- [Aim of the exercise] Write out each line word for word. Drop pictures.

- [Extracted material]
## start

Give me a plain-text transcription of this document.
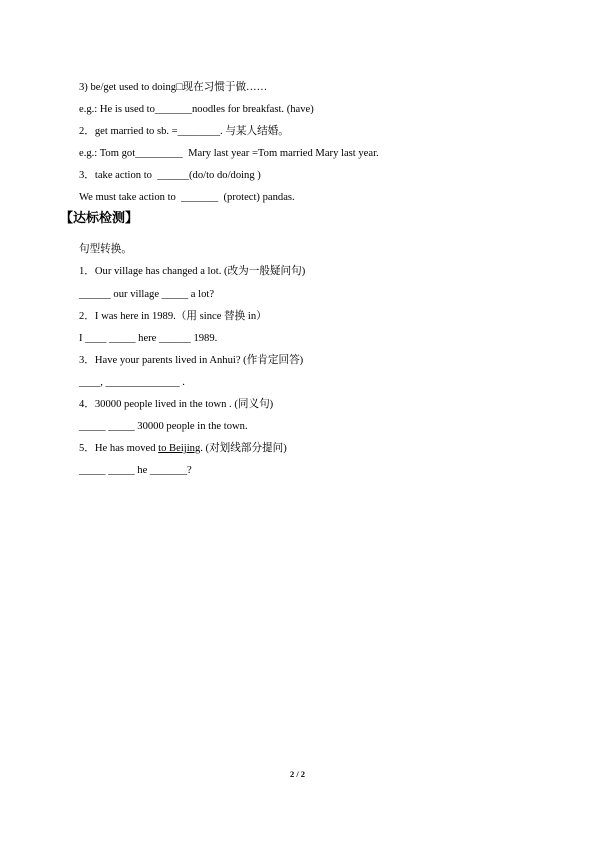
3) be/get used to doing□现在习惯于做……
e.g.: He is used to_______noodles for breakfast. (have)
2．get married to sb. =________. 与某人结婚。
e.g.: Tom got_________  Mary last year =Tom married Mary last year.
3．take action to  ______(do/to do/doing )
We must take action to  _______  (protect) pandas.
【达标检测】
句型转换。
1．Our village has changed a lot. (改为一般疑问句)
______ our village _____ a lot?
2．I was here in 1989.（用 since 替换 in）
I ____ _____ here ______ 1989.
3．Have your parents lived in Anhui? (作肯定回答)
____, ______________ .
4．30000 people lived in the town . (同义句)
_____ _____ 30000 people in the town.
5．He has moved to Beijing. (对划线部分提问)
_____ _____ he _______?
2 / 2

## end

- [Task answer]
Give me a plain-text transcription of this document.
3) be/get used to doing□现在习惯于做……
e.g.: He is used to_______noodles for breakfast. (have)
2．get married to sb. =________. 与某人结婚。
e.g.: Tom got_________  Mary last year =Tom married Mary last year.
3．take action to  ______(do/to do/doing )
We must take action to  _______  (protect) pandas.
【达标检测】
句型转换。
1．Our village has changed a lot. (改为一般疑问句)
______ our village _____ a lot?
2．I was here in 1989.（用 since 替换 in）
I ____ _____ here ______ 1989.
3．Have your parents lived in Anhui? (作肯定回答)
____, ______________ .
4．30000 people lived in the town . (同义句)
_____ _____ 30000 people in the town.
5．He has moved to Beijing. (对划线部分提问)
_____ _____ he _______?
2 / 2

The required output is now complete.